[[ DOCUMENT TEXT open ]]

Risk & Compliance

Biotech CFO Accused of Misleading Investors

The ex-CFO of Aveo Pharmaceuticals and other top executives allegedly failed to disclose FDA concerns about an experimental cancer drug.
Matthew HellerMarch 30, 2016

The former CFO and two other former top executives of biotech company Aveo Pharmaceuticals have been charged with failing to disclose the U.S. Food and Drug Administration had serious concerns about its experimental kidney cancer drug.

The Securities and Exchange Commission said Tuesday that Aveo chief executive Tuan Ha-Ngoc, CFO David Johnston, and chief medical officer William Slichenmyer misled investors about its communications with FDA staff during the approval process for the the drug candidate, known as tivozanib.

While the executives said in public statements in 2012 and 2013 that FDA staff had expressed concerns about survival rates for patients receiving Tivo, they “concealed the critical fact that FDA staff had recommended that Aveo conduct an additional clinical trial, an expensive and time-consuming proposition,” the SEC said in a civil complaint.

[[ DOCUMENT TEXT closed ]]

# ASSIGNMENT
In the article about the Aveo executives, what reason does the SEC's complaint give for calling the FDA staff's recommendation a "critical fact"? Answer in one to three sentences.

[[ INFORMATION PROVIDED open ]]

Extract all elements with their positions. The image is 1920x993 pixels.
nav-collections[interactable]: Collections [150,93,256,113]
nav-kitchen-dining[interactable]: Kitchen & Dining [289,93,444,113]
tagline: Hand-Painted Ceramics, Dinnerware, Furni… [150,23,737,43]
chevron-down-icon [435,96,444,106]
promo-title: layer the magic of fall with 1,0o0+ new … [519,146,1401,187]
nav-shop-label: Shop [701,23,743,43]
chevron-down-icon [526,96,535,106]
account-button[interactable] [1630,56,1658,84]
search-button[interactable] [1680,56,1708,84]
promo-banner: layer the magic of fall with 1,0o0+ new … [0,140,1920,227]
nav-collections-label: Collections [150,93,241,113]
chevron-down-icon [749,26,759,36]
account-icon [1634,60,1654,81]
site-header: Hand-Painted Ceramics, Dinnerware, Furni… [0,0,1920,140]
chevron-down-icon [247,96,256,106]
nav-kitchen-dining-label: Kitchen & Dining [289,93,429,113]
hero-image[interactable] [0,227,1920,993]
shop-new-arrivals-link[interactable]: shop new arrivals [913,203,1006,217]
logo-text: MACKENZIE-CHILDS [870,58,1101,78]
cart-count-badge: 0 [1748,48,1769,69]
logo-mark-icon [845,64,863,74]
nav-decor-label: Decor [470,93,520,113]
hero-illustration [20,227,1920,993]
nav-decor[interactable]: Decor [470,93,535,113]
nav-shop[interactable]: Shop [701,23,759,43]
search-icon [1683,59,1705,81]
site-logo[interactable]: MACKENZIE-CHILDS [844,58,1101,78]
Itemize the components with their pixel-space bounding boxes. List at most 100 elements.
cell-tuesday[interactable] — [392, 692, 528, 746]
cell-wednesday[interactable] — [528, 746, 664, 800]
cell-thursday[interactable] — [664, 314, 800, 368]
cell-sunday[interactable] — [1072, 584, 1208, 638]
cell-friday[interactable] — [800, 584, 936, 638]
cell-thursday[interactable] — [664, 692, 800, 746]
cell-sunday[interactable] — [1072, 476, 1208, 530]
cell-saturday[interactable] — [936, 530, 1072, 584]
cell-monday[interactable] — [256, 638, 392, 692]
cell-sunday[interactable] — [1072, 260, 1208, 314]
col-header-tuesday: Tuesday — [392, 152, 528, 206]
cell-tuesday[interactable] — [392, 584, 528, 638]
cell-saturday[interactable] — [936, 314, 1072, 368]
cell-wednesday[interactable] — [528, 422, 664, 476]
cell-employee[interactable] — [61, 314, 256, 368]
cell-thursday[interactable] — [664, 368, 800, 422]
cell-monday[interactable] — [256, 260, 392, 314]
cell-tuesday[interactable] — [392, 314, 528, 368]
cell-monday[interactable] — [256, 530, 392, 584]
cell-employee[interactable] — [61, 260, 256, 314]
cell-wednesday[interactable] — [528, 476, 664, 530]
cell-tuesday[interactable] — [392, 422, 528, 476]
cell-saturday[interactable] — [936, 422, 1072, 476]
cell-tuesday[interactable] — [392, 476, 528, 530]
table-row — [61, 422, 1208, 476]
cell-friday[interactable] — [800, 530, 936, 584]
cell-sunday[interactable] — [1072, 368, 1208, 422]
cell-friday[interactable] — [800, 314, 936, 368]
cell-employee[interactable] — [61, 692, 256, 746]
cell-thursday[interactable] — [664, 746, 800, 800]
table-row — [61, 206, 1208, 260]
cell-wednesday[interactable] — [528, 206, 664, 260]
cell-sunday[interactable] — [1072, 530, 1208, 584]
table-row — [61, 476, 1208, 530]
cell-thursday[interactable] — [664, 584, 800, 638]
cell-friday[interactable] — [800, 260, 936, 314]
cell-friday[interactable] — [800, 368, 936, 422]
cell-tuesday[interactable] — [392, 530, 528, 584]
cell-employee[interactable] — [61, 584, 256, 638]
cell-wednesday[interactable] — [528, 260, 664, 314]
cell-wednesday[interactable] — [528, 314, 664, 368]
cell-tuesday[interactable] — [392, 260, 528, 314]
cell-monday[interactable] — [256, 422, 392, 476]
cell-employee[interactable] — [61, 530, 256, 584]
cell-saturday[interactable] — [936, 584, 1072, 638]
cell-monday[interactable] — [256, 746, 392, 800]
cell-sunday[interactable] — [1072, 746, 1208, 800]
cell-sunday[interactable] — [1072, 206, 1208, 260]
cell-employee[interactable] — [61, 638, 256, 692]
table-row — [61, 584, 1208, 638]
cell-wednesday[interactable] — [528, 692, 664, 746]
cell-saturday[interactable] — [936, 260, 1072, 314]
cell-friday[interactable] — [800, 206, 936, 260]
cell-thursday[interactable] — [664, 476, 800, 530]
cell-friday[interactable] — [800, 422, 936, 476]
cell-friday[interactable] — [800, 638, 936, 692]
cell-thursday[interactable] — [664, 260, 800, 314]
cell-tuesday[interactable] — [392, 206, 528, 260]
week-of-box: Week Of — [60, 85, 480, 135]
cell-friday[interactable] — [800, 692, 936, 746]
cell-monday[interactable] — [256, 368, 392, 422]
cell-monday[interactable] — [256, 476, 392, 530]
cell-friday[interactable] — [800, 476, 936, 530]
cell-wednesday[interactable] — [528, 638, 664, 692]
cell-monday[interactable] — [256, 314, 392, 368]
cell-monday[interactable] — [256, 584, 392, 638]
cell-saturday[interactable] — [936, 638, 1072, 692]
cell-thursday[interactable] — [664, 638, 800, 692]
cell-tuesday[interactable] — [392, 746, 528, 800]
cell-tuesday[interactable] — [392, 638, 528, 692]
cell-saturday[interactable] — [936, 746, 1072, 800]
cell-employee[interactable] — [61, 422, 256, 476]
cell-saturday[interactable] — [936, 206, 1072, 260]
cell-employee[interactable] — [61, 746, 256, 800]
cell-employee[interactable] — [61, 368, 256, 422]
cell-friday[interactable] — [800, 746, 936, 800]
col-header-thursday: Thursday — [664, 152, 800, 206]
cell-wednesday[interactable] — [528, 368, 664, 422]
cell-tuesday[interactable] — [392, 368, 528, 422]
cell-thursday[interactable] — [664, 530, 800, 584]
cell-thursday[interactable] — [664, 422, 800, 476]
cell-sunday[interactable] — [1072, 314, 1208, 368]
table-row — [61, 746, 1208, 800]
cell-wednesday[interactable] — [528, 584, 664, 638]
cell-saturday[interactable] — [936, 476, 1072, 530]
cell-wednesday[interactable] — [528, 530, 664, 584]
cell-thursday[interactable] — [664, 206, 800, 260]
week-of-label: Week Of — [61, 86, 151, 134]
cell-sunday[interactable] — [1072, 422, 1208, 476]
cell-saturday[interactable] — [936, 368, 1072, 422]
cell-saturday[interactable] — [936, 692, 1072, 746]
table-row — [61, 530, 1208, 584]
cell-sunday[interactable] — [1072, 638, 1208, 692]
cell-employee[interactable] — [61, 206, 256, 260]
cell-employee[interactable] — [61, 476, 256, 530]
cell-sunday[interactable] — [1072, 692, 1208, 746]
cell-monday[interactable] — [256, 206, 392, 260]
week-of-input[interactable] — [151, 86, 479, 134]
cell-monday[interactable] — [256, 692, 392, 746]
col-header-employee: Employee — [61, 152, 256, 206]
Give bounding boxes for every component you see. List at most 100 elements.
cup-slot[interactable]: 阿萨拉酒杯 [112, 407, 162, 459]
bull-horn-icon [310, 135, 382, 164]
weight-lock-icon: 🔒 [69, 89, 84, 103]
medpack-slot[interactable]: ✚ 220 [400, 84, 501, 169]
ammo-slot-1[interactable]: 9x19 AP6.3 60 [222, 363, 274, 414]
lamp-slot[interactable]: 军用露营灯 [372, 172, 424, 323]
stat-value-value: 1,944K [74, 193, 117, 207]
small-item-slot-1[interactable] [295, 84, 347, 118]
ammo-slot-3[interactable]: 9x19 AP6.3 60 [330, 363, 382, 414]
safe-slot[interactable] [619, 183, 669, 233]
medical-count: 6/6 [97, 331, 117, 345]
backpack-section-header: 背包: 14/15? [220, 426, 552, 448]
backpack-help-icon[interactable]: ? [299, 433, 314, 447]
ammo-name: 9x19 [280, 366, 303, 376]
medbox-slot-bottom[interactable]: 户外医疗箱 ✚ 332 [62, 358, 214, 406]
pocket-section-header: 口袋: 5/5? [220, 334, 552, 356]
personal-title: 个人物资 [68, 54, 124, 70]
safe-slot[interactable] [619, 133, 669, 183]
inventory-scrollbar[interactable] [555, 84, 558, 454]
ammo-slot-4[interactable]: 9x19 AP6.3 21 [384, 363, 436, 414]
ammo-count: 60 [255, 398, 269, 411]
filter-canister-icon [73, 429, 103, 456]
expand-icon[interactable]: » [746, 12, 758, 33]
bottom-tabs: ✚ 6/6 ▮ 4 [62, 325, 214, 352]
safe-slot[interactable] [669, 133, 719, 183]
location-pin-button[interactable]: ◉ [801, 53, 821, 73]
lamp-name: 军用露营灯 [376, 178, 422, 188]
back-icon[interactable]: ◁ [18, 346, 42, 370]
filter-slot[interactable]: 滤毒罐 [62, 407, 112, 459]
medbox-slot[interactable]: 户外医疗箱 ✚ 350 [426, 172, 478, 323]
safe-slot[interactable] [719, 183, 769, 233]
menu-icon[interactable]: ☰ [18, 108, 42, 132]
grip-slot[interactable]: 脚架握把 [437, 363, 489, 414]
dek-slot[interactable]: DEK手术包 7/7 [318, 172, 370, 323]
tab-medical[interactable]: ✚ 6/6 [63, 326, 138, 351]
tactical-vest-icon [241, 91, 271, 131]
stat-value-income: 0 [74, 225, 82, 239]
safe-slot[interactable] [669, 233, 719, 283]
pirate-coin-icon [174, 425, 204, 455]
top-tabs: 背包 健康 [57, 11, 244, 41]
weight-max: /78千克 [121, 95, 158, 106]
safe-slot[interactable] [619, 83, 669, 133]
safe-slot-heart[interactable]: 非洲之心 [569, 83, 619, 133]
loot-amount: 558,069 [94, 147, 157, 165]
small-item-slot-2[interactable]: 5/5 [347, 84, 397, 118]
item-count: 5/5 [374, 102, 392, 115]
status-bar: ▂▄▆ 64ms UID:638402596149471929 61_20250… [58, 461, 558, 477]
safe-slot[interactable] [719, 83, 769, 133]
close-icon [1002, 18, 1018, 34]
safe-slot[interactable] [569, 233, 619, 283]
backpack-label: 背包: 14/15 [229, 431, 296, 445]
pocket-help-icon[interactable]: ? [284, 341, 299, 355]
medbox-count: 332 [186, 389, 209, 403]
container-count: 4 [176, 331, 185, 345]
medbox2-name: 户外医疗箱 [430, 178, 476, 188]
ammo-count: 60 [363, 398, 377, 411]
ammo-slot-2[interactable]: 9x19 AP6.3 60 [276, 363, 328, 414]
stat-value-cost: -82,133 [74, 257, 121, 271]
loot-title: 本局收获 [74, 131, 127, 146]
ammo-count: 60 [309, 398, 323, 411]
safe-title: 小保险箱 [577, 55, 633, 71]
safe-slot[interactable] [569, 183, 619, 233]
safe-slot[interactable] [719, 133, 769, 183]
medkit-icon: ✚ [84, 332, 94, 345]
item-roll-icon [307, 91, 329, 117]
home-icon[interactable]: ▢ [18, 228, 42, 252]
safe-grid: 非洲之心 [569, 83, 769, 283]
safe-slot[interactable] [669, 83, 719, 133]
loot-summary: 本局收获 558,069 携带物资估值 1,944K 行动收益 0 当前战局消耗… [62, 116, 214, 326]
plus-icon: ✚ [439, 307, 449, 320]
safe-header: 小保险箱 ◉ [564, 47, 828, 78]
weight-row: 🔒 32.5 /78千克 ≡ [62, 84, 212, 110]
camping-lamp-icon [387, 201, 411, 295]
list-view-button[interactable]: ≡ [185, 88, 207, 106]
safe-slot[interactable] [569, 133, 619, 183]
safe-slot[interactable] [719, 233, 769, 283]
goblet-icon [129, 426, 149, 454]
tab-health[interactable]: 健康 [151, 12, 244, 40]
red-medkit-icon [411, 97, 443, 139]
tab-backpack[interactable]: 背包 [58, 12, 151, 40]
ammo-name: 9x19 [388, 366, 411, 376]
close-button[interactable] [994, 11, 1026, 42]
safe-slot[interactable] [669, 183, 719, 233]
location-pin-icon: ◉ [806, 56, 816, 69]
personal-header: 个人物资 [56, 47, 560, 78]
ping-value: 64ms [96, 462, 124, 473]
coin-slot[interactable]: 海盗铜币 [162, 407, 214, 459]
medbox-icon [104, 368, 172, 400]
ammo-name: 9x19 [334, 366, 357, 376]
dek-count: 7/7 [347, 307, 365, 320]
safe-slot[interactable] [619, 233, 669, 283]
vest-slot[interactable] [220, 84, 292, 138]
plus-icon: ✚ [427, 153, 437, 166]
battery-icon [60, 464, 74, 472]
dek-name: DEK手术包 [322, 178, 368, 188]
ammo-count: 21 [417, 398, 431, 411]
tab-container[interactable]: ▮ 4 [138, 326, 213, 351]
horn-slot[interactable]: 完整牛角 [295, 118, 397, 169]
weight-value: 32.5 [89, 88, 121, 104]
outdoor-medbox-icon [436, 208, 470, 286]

[[ INFORMATION PROVIDED closed ]]

# SOLUTION TO THE EXERCISE
FDA staff had recommended that Aveo run an additional clinical trial. The complaint calls that "an expensive and time-consuming proposition," which made the recommendation critical.